> Task to complete
Please give the entries again in full and exactly, without any picture.

> Records for processing
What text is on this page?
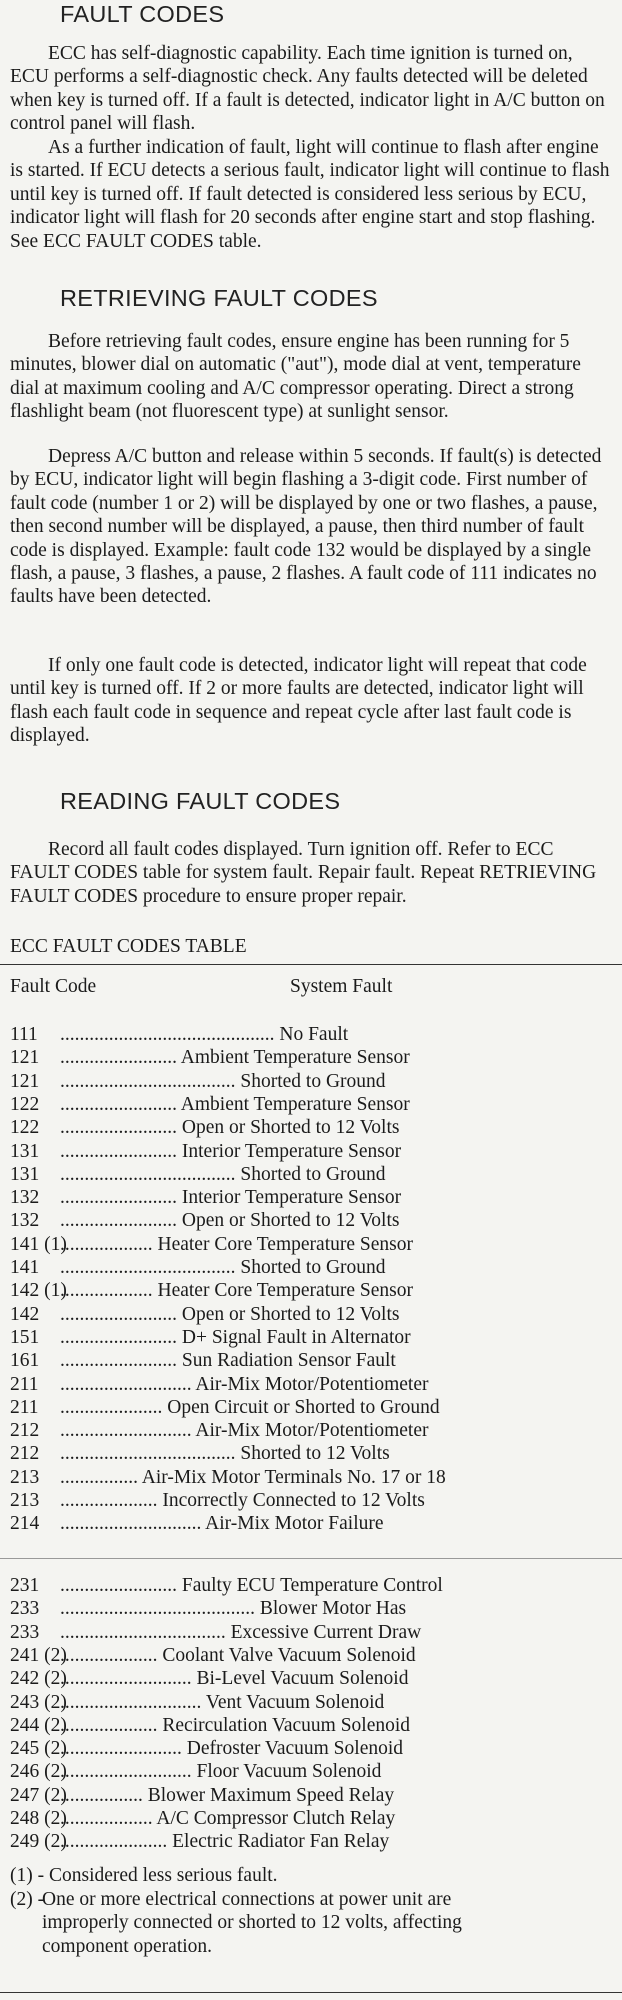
FAULT CODES

ECC has self-diagnostic capability. Each time ignition is turned on, ECU performs a self-diagnostic check. Any faults detected will be deleted when key is turned off. If a fault is detected, indicator light in A/C button on control panel will flash.

As a further indication of fault, light will continue to flash after engine is started. If ECU detects a serious fault, indicator light will continue to flash until key is turned off. If fault detected is considered less serious by ECU, indicator light will flash for 20 seconds after engine start and stop flashing. See ECC FAULT CODES table.

RETRIEVING FAULT CODES

Before retrieving fault codes, ensure engine has been running for 5 minutes, blower dial on automatic ("aut"), mode dial at vent, temperature dial at maximum cooling and A/C compressor operating. Direct a strong flashlight beam (not fluorescent type) at sunlight sensor.

Depress A/C button and release within 5 seconds. If fault(s) is detected by ECU, indicator light will begin flashing a 3-digit code. First number of fault code (number 1 or 2) will be displayed by one or two flashes, a pause, then second number will be displayed, a pause, then third number of fault code is displayed. Example: fault code 132 would be displayed by a single flash, a pause, 3 flashes, a pause, 2 flashes. A fault code of 111 indicates no faults have been detected.

If only one fault code is detected, indicator light will repeat that code until key is turned off. If 2 or more faults are detected, indicator light will flash each fault code in sequence and repeat cycle after last fault code is displayed.

READING FAULT CODES

Record all fault codes displayed. Turn ignition off. Refer to ECC FAULT CODES table for system fault. Repair fault. Repeat RETRIEVING FAULT CODES procedure to ensure proper repair.

ECC FAULT CODES TABLE
Fault Code	System Fault
111 ............................................ No Fault
121 ........................ Ambient Temperature Sensor
121 .................................... Shorted to Ground
122 ........................ Ambient Temperature Sensor
122 ........................ Open or Shorted to 12 Volts
131 ........................ Interior Temperature Sensor
131 .................................... Shorted to Ground
132 ........................ Interior Temperature Sensor
132 ........................ Open or Shorted to 12 Volts
141 (1)
................... Heater Core Temperature Sensor
141 .................................... Shorted to Ground
142 (1)
................... Heater Core Temperature Sensor
142 ........................ Open or Shorted to 12 Volts
151 ........................ D+ Signal Fault in Alternator
161 ........................ Sun Radiation Sensor Fault
211 ........................... Air-Mix Motor/Potentiometer
211 ..................... Open Circuit or Shorted to Ground
212 ........................... Air-Mix Motor/Potentiometer
212 .................................... Shorted to 12 Volts
213 ................ Air-Mix Motor Terminals No. 17 or 18
213 .................... Incorrectly Connected to 12 Volts
214 ............................. Air-Mix Motor Failure
231 ........................ Faulty ECU Temperature Control
233 ........................................ Blower Motor Has
233 .................................. Excessive Current Draw
241 (2)
.................... Coolant Valve Vacuum Solenoid
242 (2)
........................... Bi-Level Vacuum Solenoid
243 (2)
............................. Vent Vacuum Solenoid
244 (2)
.................... Recirculation Vacuum Solenoid
245 (2)
......................... Defroster Vacuum Solenoid
246 (2)
........................... Floor Vacuum Solenoid
247 (2)
................. Blower Maximum Speed Relay
248 (2)
................... A/C Compressor Clutch Relay
249 (2)
...................... Electric Radiator Fan Relay
(1) - Considered less serious fault.
(2) -
One or more electrical connections at power unit are improperly connected or shorted to 12 volts, affecting component operation.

> Complete output
What text is on this page?
FAULT CODES

ECC has self-diagnostic capability. Each time ignition is turned on, ECU performs a self-diagnostic check. Any faults detected will be deleted when key is turned off. If a fault is detected, indicator light in A/C button on control panel will flash.

As a further indication of fault, light will continue to flash after engine is started. If ECU detects a serious fault, indicator light will continue to flash until key is turned off. If fault detected is considered less serious by ECU, indicator light will flash for 20 seconds after engine start and stop flashing. See ECC FAULT CODES table.

RETRIEVING FAULT CODES

Before retrieving fault codes, ensure engine has been running for 5 minutes, blower dial on automatic ("aut"), mode dial at vent, temperature dial at maximum cooling and A/C compressor operating. Direct a strong flashlight beam (not fluorescent type) at sunlight sensor.

Depress A/C button and release within 5 seconds. If fault(s) is detected by ECU, indicator light will begin flashing a 3-digit code. First number of fault code (number 1 or 2) will be displayed by one or two flashes, a pause, then second number will be displayed, a pause, then third number of fault code is displayed. Example: fault code 132 would be displayed by a single flash, a pause, 3 flashes, a pause, 2 flashes. A fault code of 111 indicates no faults have been detected.

If only one fault code is detected, indicator light will repeat that code until key is turned off. If 2 or more faults are detected, indicator light will flash each fault code in sequence and repeat cycle after last fault code is displayed.

READING FAULT CODES

Record all fault codes displayed. Turn ignition off. Refer to ECC FAULT CODES table for system fault. Repair fault. Repeat RETRIEVING FAULT CODES procedure to ensure proper repair.

ECC FAULT CODES TABLE
Fault Code	System Fault
111 ............................................ No Fault
121 ........................ Ambient Temperature Sensor
121 .................................... Shorted to Ground
122 ........................ Ambient Temperature Sensor
122 ........................ Open or Shorted to 12 Volts
131 ........................ Interior Temperature Sensor
131 .................................... Shorted to Ground
132 ........................ Interior Temperature Sensor
132 ........................ Open or Shorted to 12 Volts
141 (1)
................... Heater Core Temperature Sensor
141 .................................... Shorted to Ground
142 (1)
................... Heater Core Temperature Sensor
142 ........................ Open or Shorted to 12 Volts
151 ........................ D+ Signal Fault in Alternator
161 ........................ Sun Radiation Sensor Fault
211 ........................... Air-Mix Motor/Potentiometer
211 ..................... Open Circuit or Shorted to Ground
212 ........................... Air-Mix Motor/Potentiometer
212 .................................... Shorted to 12 Volts
213 ................ Air-Mix Motor Terminals No. 17 or 18
213 .................... Incorrectly Connected to 12 Volts
214 ............................. Air-Mix Motor Failure
231 ........................ Faulty ECU Temperature Control
233 ........................................ Blower Motor Has
233 .................................. Excessive Current Draw
241 (2)
.................... Coolant Valve Vacuum Solenoid
242 (2)
........................... Bi-Level Vacuum Solenoid
243 (2)
............................. Vent Vacuum Solenoid
244 (2)
.................... Recirculation Vacuum Solenoid
245 (2)
......................... Defroster Vacuum Solenoid
246 (2)
........................... Floor Vacuum Solenoid
247 (2)
................. Blower Maximum Speed Relay
248 (2)
................... A/C Compressor Clutch Relay
249 (2)
...................... Electric Radiator Fan Relay
(1) - Considered less serious fault.
(2) -
One or more electrical connections at power unit are improperly connected or shorted to 12 volts, affecting component operation.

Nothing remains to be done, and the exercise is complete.